> **DIRECTIVE**
Each line that holds the word "JSON" counts once. Give the total number of such lines and nothing else.
━━━ EXERCISE INPUT
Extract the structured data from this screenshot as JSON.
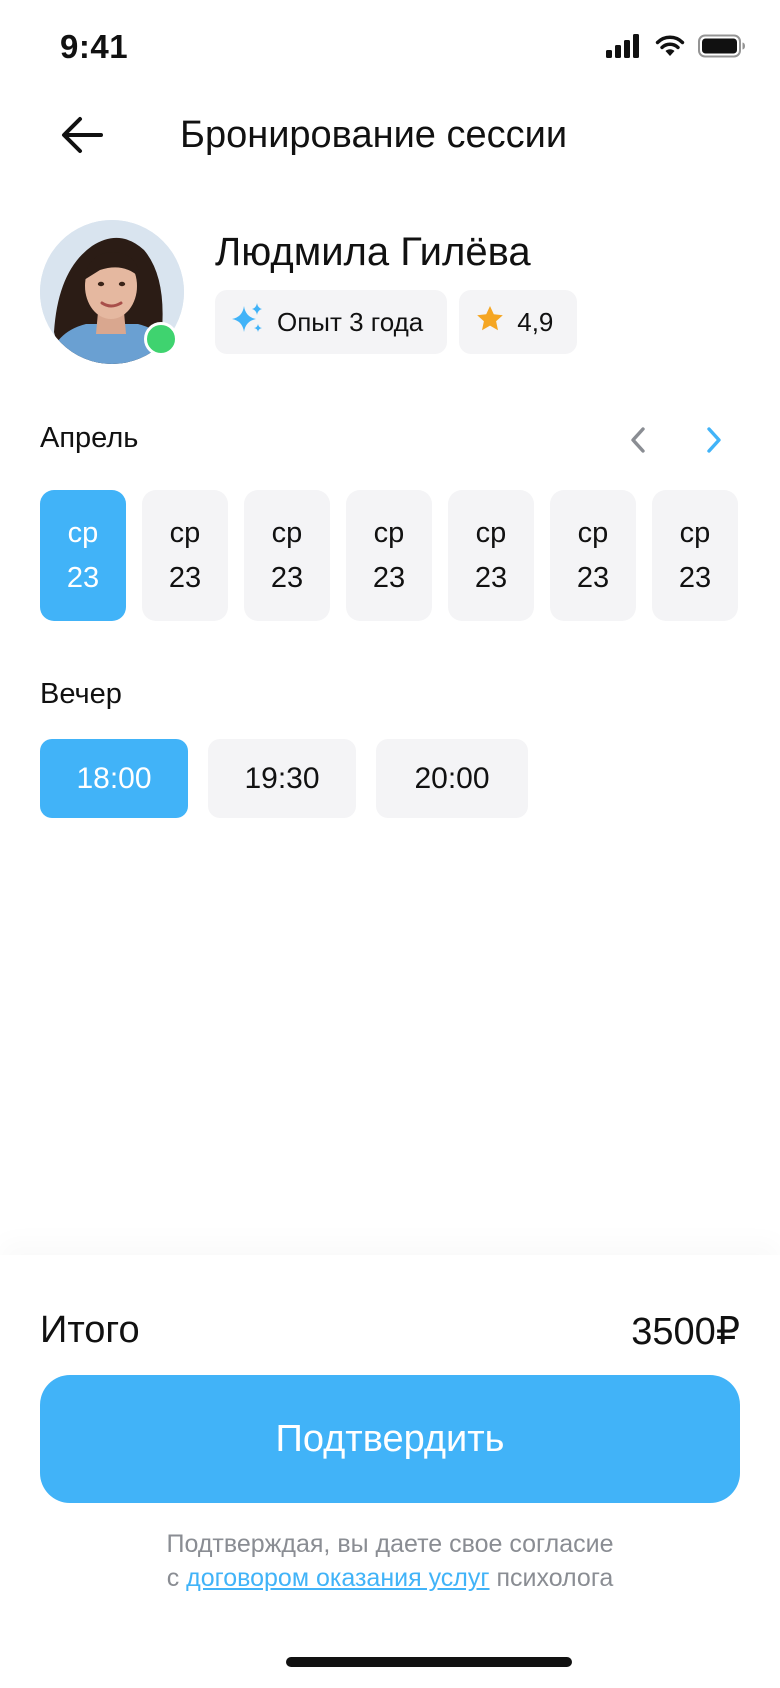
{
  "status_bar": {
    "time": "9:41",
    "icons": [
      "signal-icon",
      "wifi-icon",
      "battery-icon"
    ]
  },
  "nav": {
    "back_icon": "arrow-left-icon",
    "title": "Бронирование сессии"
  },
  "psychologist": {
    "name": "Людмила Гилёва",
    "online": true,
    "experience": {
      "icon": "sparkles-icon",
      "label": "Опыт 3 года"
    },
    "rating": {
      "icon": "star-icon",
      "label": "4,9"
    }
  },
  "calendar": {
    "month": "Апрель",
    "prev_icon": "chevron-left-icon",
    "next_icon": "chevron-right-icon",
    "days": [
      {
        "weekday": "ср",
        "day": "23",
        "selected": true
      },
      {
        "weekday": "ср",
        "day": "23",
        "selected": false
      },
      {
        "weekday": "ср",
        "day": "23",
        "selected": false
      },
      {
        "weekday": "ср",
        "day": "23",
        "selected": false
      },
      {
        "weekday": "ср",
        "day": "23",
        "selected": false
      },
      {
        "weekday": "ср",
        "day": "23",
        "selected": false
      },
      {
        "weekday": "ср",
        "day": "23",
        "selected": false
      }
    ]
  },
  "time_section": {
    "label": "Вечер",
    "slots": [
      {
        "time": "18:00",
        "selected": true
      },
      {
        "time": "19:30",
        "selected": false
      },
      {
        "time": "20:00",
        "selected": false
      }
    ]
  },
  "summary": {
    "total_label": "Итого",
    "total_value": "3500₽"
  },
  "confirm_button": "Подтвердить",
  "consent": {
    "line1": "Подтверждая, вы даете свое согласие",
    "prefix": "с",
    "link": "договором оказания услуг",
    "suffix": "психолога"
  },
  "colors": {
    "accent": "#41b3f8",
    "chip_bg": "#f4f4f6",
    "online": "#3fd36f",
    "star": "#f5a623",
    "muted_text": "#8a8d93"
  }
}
━━━━━━
━━━ EXERCISE INPUT
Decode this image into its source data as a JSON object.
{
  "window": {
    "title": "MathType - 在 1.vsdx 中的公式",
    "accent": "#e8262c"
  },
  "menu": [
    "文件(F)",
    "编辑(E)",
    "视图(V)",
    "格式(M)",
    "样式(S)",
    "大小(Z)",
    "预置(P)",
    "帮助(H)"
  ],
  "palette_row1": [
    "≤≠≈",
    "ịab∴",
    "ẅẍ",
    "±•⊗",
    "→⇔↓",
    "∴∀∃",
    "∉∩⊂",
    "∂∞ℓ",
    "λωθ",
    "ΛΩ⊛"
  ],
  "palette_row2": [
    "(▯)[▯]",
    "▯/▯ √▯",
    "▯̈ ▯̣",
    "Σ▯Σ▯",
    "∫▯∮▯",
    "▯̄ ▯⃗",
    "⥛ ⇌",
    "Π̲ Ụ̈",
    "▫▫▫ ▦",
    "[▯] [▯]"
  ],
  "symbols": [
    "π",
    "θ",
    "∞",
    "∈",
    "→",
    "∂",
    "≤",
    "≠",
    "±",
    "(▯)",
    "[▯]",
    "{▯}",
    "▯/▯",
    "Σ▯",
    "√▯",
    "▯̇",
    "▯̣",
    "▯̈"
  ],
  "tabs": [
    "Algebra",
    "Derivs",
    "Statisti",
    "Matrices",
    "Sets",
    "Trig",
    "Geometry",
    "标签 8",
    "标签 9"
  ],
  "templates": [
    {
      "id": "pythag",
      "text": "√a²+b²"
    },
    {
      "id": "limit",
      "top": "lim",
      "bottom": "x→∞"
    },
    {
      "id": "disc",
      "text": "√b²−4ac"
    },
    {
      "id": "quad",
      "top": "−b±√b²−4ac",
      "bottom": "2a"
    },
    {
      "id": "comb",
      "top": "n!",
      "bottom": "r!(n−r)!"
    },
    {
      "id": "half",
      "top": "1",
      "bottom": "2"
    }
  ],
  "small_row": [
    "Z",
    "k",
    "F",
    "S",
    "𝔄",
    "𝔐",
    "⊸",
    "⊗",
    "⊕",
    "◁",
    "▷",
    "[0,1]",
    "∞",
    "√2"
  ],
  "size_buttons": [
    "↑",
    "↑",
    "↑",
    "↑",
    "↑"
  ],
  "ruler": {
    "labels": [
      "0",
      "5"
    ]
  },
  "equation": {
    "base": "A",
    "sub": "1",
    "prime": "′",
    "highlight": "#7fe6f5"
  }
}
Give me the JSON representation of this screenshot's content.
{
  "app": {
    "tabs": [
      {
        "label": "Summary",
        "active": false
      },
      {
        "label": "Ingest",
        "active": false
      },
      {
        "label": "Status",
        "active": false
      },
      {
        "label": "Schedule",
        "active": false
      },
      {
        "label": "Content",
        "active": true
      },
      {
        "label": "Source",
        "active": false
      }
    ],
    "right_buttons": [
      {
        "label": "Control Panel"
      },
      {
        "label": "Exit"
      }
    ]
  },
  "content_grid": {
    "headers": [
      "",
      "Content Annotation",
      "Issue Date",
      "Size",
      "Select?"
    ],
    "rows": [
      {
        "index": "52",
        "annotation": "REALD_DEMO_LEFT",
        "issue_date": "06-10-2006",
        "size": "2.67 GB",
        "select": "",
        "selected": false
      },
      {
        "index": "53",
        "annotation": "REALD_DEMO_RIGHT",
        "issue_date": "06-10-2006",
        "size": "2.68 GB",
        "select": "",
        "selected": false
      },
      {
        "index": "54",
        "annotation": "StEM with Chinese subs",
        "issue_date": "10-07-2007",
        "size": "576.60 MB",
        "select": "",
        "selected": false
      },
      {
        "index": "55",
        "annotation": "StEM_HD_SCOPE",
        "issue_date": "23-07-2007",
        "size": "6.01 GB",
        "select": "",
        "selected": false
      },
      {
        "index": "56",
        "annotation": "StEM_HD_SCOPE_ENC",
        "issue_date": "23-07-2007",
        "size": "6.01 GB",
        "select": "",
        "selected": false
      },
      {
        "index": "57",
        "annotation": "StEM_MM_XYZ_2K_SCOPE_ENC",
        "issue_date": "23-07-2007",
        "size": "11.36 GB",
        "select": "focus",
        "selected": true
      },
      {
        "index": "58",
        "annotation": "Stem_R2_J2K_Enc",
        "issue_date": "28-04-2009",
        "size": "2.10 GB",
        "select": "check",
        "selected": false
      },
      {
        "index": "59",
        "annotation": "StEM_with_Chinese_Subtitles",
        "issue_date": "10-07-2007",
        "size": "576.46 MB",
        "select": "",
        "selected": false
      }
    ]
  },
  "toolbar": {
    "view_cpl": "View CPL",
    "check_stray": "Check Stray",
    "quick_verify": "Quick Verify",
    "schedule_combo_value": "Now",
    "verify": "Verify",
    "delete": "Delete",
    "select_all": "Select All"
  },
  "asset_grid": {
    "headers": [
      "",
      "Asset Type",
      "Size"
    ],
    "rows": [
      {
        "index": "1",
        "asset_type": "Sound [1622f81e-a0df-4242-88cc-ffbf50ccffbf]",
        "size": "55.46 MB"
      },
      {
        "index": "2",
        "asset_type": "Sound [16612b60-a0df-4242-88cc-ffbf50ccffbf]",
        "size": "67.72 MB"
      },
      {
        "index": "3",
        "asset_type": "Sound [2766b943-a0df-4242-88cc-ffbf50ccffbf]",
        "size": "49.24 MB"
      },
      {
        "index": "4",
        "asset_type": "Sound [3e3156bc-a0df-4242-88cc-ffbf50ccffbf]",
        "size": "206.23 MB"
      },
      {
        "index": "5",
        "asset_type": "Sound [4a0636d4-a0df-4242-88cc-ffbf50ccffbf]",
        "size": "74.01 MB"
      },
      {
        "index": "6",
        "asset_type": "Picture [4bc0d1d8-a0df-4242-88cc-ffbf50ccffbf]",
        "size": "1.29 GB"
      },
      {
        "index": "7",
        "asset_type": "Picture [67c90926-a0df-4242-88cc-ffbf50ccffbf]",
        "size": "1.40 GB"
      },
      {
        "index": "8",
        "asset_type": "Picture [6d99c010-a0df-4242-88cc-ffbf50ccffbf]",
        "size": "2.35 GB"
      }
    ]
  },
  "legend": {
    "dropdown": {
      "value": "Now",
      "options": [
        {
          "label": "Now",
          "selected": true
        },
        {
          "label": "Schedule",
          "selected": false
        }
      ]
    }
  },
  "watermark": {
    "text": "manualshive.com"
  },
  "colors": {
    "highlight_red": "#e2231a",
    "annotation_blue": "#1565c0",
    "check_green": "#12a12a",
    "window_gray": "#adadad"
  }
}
━━━━━━
━━━ EXERCISE INPUT
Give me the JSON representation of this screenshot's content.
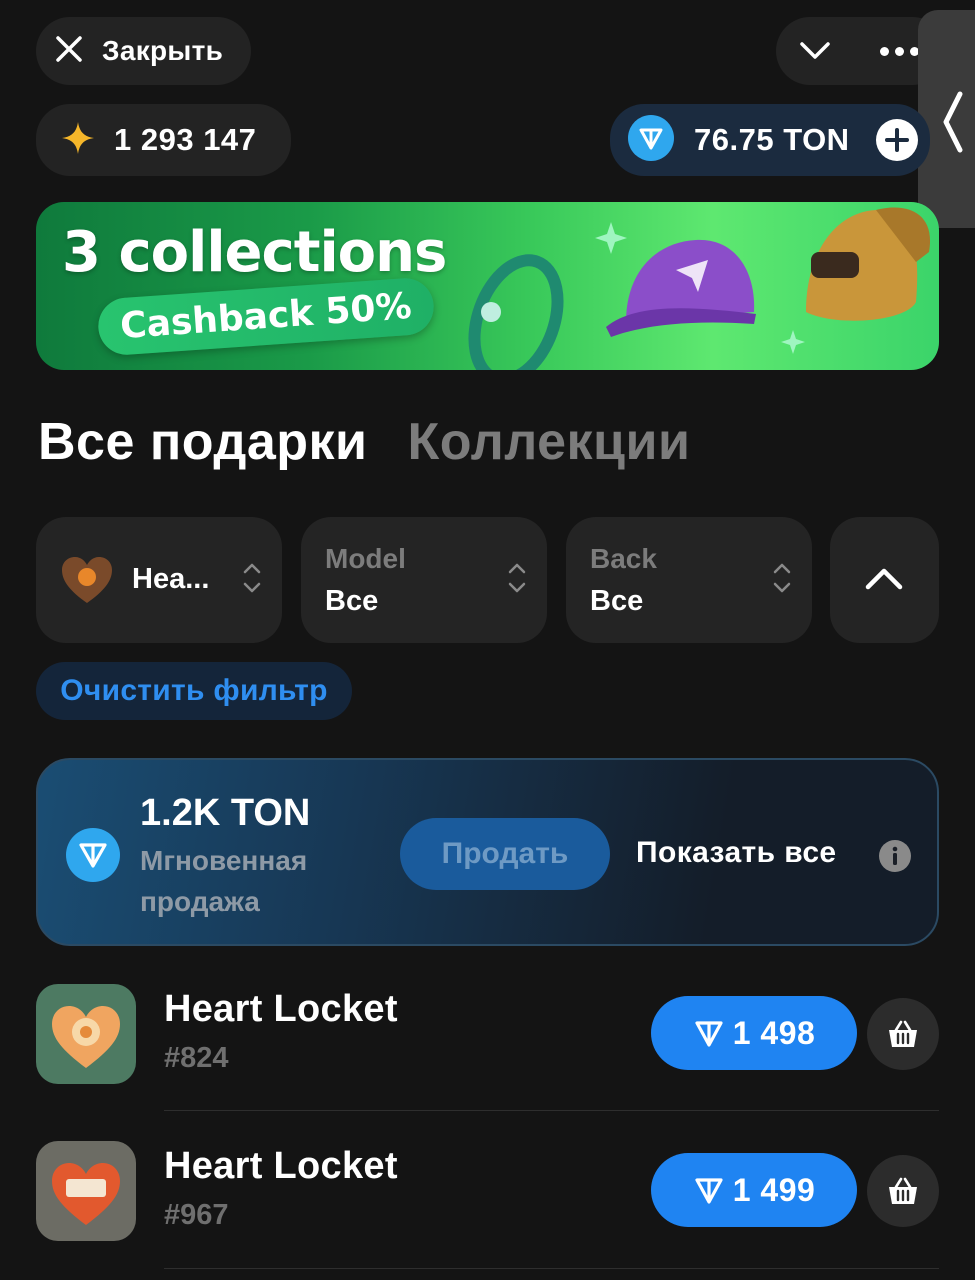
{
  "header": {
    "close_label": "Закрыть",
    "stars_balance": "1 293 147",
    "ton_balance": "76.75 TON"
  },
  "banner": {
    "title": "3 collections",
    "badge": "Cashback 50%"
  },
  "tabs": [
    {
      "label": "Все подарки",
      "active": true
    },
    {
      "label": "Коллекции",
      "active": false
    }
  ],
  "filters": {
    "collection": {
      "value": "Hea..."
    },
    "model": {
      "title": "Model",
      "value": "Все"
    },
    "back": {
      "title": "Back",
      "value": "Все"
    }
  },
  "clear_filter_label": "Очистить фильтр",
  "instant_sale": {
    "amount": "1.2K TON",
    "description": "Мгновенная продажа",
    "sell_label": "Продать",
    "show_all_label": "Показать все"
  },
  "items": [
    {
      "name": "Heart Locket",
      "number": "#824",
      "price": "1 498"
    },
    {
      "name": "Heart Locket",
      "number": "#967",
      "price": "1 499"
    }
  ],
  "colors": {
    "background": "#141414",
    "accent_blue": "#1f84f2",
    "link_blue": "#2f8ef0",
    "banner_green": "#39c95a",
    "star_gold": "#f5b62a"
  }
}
━━━━━━
> **ANSWER BELOW**
4